## What is expected
Return all lines from the listing below in which the string "Friulano" occurs.

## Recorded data
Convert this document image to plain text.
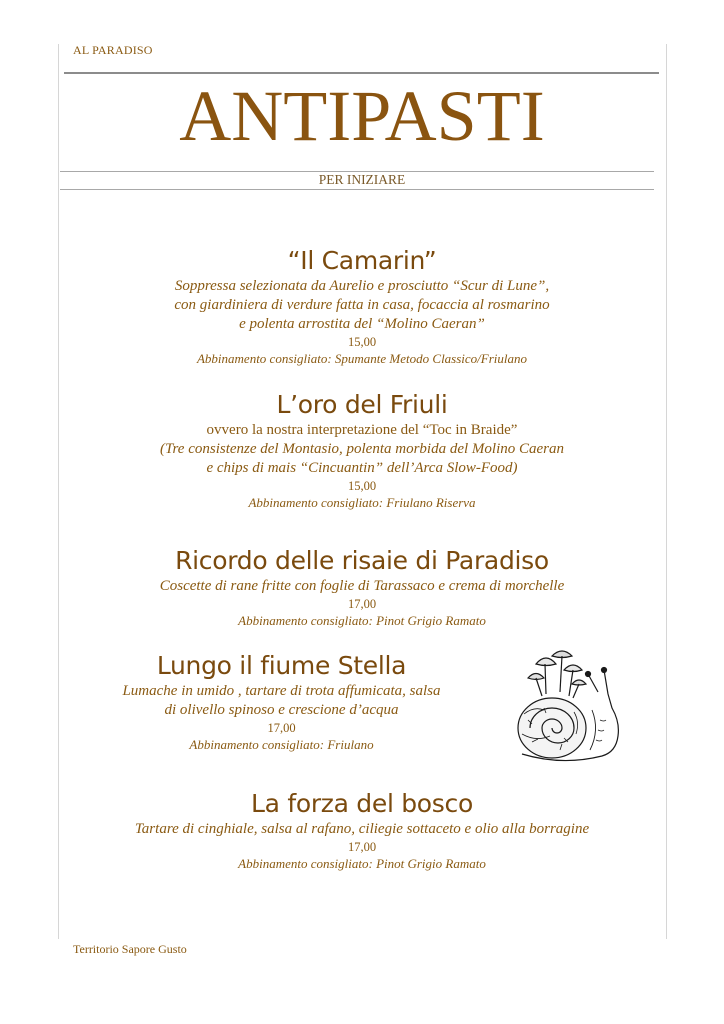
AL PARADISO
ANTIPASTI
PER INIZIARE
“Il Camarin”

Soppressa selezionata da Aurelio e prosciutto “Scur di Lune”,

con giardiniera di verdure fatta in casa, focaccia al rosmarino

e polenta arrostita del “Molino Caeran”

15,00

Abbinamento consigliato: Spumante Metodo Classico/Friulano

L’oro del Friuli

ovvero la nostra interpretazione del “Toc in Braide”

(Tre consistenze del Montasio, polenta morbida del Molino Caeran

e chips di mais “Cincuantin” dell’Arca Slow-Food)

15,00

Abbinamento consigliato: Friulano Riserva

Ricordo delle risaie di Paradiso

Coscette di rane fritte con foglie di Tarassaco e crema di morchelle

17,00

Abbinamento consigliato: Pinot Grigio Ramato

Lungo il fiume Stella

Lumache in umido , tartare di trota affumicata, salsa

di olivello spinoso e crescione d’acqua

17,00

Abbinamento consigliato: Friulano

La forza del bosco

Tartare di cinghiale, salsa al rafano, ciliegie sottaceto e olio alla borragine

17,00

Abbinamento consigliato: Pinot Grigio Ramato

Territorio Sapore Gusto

## Reply to the exercise
Abbinamento consigliato: Spumante Metodo Classico/Friulano
Abbinamento consigliato: Friulano Riserva
Abbinamento consigliato: Friulano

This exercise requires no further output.